--- PROBLEM ---
Every record should be written out exactly, please.

Stored entries
***

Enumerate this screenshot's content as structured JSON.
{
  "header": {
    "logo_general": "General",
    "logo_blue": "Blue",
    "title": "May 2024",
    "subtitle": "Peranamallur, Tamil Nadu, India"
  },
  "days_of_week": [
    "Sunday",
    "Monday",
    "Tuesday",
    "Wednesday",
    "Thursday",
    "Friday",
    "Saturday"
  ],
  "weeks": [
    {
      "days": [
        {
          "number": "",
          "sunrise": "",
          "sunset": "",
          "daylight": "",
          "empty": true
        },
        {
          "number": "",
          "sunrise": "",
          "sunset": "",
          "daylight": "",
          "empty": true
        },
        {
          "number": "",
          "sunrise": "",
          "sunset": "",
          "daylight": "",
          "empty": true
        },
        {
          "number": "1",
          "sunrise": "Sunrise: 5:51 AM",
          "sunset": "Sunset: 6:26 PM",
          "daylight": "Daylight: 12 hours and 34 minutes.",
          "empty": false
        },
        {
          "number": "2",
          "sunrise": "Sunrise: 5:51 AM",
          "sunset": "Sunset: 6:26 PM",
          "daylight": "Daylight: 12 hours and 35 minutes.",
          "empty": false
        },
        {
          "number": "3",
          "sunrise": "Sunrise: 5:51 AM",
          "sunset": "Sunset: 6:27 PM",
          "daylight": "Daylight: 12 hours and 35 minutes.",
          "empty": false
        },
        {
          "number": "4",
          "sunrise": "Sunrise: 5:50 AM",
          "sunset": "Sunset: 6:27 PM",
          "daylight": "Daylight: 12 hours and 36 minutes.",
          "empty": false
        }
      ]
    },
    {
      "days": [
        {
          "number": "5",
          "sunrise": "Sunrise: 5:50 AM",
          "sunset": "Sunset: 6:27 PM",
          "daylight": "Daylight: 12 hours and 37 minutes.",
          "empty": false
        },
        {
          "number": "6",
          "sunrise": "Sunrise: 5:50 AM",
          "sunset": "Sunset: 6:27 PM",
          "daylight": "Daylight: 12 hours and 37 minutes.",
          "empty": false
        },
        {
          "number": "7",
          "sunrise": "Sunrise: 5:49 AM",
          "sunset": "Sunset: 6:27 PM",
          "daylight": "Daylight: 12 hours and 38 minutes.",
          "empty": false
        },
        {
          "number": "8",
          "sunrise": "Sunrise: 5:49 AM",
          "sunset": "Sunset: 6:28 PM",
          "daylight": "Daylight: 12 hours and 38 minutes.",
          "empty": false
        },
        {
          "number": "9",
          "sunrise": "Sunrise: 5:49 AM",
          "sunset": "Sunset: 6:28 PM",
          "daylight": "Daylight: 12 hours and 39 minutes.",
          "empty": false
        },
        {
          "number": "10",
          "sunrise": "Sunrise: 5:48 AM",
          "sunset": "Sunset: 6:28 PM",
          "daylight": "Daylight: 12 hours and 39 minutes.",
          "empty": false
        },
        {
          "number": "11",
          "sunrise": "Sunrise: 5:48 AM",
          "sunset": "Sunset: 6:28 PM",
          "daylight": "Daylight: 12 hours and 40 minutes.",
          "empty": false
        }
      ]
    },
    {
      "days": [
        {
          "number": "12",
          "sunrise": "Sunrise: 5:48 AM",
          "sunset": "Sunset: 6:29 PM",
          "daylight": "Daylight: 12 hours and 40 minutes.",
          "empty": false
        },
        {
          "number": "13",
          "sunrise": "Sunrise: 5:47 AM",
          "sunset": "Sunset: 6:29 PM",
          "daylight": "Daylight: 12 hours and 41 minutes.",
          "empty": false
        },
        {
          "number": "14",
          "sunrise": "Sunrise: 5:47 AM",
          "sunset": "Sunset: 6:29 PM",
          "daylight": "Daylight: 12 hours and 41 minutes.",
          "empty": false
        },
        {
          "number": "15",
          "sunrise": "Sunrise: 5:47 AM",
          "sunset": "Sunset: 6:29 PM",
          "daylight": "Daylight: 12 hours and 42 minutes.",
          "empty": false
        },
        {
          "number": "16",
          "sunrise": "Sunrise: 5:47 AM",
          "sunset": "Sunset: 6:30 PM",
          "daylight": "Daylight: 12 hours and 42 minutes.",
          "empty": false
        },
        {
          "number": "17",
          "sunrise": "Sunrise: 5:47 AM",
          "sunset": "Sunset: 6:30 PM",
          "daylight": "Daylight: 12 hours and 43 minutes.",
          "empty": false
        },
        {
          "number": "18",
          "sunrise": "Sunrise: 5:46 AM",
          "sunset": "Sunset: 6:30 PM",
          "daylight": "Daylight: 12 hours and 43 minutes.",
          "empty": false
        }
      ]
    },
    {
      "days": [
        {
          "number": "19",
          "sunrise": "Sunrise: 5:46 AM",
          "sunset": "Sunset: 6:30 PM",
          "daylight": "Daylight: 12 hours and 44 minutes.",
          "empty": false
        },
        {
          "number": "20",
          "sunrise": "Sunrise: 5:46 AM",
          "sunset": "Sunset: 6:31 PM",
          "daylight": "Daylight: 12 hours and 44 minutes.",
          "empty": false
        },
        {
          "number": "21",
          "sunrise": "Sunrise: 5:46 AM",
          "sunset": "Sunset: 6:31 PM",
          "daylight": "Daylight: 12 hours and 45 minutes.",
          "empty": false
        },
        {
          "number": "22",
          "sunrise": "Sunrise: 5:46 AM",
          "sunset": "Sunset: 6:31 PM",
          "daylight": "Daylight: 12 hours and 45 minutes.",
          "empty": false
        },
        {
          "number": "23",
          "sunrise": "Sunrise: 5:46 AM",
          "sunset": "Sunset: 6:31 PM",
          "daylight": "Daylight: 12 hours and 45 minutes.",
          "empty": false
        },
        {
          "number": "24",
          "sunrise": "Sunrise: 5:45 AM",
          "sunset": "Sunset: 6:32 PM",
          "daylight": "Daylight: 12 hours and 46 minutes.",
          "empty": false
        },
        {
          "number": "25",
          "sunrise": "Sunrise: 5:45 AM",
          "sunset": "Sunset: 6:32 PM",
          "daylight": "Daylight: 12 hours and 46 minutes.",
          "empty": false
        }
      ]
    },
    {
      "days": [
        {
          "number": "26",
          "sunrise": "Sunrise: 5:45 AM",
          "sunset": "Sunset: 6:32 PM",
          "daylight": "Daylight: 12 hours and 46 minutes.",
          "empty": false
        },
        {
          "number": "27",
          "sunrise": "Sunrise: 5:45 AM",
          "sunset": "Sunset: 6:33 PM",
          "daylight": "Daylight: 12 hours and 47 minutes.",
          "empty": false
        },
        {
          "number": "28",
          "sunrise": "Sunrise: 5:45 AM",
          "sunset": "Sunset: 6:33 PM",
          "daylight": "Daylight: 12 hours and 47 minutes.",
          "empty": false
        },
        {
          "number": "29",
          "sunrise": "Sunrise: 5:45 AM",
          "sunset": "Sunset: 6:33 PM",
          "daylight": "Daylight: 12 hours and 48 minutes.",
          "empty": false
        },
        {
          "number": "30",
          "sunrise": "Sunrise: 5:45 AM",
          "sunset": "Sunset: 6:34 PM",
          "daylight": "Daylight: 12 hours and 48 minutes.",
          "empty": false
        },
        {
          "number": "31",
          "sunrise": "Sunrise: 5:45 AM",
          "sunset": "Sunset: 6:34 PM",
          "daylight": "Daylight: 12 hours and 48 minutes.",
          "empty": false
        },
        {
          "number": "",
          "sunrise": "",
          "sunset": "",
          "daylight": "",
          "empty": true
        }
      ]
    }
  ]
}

***

--- TASK SOLUTION ---
Enumerate this screenshot's content as structured JSON.
{
  "header": {
    "logo_general": "General",
    "logo_blue": "Blue",
    "title": "May 2024",
    "subtitle": "Peranamallur, Tamil Nadu, India"
  },
  "days_of_week": [
    "Sunday",
    "Monday",
    "Tuesday",
    "Wednesday",
    "Thursday",
    "Friday",
    "Saturday"
  ],
  "weeks": [
    {
      "days": [
        {
          "number": "",
          "sunrise": "",
          "sunset": "",
          "daylight": "",
          "empty": true
        },
        {
          "number": "",
          "sunrise": "",
          "sunset": "",
          "daylight": "",
          "empty": true
        },
        {
          "number": "",
          "sunrise": "",
          "sunset": "",
          "daylight": "",
          "empty": true
        },
        {
          "number": "1",
          "sunrise": "Sunrise: 5:51 AM",
          "sunset": "Sunset: 6:26 PM",
          "daylight": "Daylight: 12 hours and 34 minutes.",
          "empty": false
        },
        {
          "number": "2",
          "sunrise": "Sunrise: 5:51 AM",
          "sunset": "Sunset: 6:26 PM",
          "daylight": "Daylight: 12 hours and 35 minutes.",
          "empty": false
        },
        {
          "number": "3",
          "sunrise": "Sunrise: 5:51 AM",
          "sunset": "Sunset: 6:27 PM",
          "daylight": "Daylight: 12 hours and 35 minutes.",
          "empty": false
        },
        {
          "number": "4",
          "sunrise": "Sunrise: 5:50 AM",
          "sunset": "Sunset: 6:27 PM",
          "daylight": "Daylight: 12 hours and 36 minutes.",
          "empty": false
        }
      ]
    },
    {
      "days": [
        {
          "number": "5",
          "sunrise": "Sunrise: 5:50 AM",
          "sunset": "Sunset: 6:27 PM",
          "daylight": "Daylight: 12 hours and 37 minutes.",
          "empty": false
        },
        {
          "number": "6",
          "sunrise": "Sunrise: 5:50 AM",
          "sunset": "Sunset: 6:27 PM",
          "daylight": "Daylight: 12 hours and 37 minutes.",
          "empty": false
        },
        {
          "number": "7",
          "sunrise": "Sunrise: 5:49 AM",
          "sunset": "Sunset: 6:27 PM",
          "daylight": "Daylight: 12 hours and 38 minutes.",
          "empty": false
        },
        {
          "number": "8",
          "sunrise": "Sunrise: 5:49 AM",
          "sunset": "Sunset: 6:28 PM",
          "daylight": "Daylight: 12 hours and 38 minutes.",
          "empty": false
        },
        {
          "number": "9",
          "sunrise": "Sunrise: 5:49 AM",
          "sunset": "Sunset: 6:28 PM",
          "daylight": "Daylight: 12 hours and 39 minutes.",
          "empty": false
        },
        {
          "number": "10",
          "sunrise": "Sunrise: 5:48 AM",
          "sunset": "Sunset: 6:28 PM",
          "daylight": "Daylight: 12 hours and 39 minutes.",
          "empty": false
        },
        {
          "number": "11",
          "sunrise": "Sunrise: 5:48 AM",
          "sunset": "Sunset: 6:28 PM",
          "daylight": "Daylight: 12 hours and 40 minutes.",
          "empty": false
        }
      ]
    },
    {
      "days": [
        {
          "number": "12",
          "sunrise": "Sunrise: 5:48 AM",
          "sunset": "Sunset: 6:29 PM",
          "daylight": "Daylight: 12 hours and 40 minutes.",
          "empty": false
        },
        {
          "number": "13",
          "sunrise": "Sunrise: 5:47 AM",
          "sunset": "Sunset: 6:29 PM",
          "daylight": "Daylight: 12 hours and 41 minutes.",
          "empty": false
        },
        {
          "number": "14",
          "sunrise": "Sunrise: 5:47 AM",
          "sunset": "Sunset: 6:29 PM",
          "daylight": "Daylight: 12 hours and 41 minutes.",
          "empty": false
        },
        {
          "number": "15",
          "sunrise": "Sunrise: 5:47 AM",
          "sunset": "Sunset: 6:29 PM",
          "daylight": "Daylight: 12 hours and 42 minutes.",
          "empty": false
        },
        {
          "number": "16",
          "sunrise": "Sunrise: 5:47 AM",
          "sunset": "Sunset: 6:30 PM",
          "daylight": "Daylight: 12 hours and 42 minutes.",
          "empty": false
        },
        {
          "number": "17",
          "sunrise": "Sunrise: 5:47 AM",
          "sunset": "Sunset: 6:30 PM",
          "daylight": "Daylight: 12 hours and 43 minutes.",
          "empty": false
        },
        {
          "number": "18",
          "sunrise": "Sunrise: 5:46 AM",
          "sunset": "Sunset: 6:30 PM",
          "daylight": "Daylight: 12 hours and 43 minutes.",
          "empty": false
        }
      ]
    },
    {
      "days": [
        {
          "number": "19",
          "sunrise": "Sunrise: 5:46 AM",
          "sunset": "Sunset: 6:30 PM",
          "daylight": "Daylight: 12 hours and 44 minutes.",
          "empty": false
        },
        {
          "number": "20",
          "sunrise": "Sunrise: 5:46 AM",
          "sunset": "Sunset: 6:31 PM",
          "daylight": "Daylight: 12 hours and 44 minutes.",
          "empty": false
        },
        {
          "number": "21",
          "sunrise": "Sunrise: 5:46 AM",
          "sunset": "Sunset: 6:31 PM",
          "daylight": "Daylight: 12 hours and 45 minutes.",
          "empty": false
        },
        {
          "number": "22",
          "sunrise": "Sunrise: 5:46 AM",
          "sunset": "Sunset: 6:31 PM",
          "daylight": "Daylight: 12 hours and 45 minutes.",
          "empty": false
        },
        {
          "number": "23",
          "sunrise": "Sunrise: 5:46 AM",
          "sunset": "Sunset: 6:31 PM",
          "daylight": "Daylight: 12 hours and 45 minutes.",
          "empty": false
        },
        {
          "number": "24",
          "sunrise": "Sunrise: 5:45 AM",
          "sunset": "Sunset: 6:32 PM",
          "daylight": "Daylight: 12 hours and 46 minutes.",
          "empty": false
        },
        {
          "number": "25",
          "sunrise": "Sunrise: 5:45 AM",
          "sunset": "Sunset: 6:32 PM",
          "daylight": "Daylight: 12 hours and 46 minutes.",
          "empty": false
        }
      ]
    },
    {
      "days": [
        {
          "number": "26",
          "sunrise": "Sunrise: 5:45 AM",
          "sunset": "Sunset: 6:32 PM",
          "daylight": "Daylight: 12 hours and 46 minutes.",
          "empty": false
        },
        {
          "number": "27",
          "sunrise": "Sunrise: 5:45 AM",
          "sunset": "Sunset: 6:33 PM",
          "daylight": "Daylight: 12 hours and 47 minutes.",
          "empty": false
        },
        {
          "number": "28",
          "sunrise": "Sunrise: 5:45 AM",
          "sunset": "Sunset: 6:33 PM",
          "daylight": "Daylight: 12 hours and 47 minutes.",
          "empty": false
        },
        {
          "number": "29",
          "sunrise": "Sunrise: 5:45 AM",
          "sunset": "Sunset: 6:33 PM",
          "daylight": "Daylight: 12 hours and 48 minutes.",
          "empty": false
        },
        {
          "number": "30",
          "sunrise": "Sunrise: 5:45 AM",
          "sunset": "Sunset: 6:34 PM",
          "daylight": "Daylight: 12 hours and 48 minutes.",
          "empty": false
        },
        {
          "number": "31",
          "sunrise": "Sunrise: 5:45 AM",
          "sunset": "Sunset: 6:34 PM",
          "daylight": "Daylight: 12 hours and 48 minutes.",
          "empty": false
        },
        {
          "number": "",
          "sunrise": "",
          "sunset": "",
          "daylight": "",
          "empty": true
        }
      ]
    }
  ]
}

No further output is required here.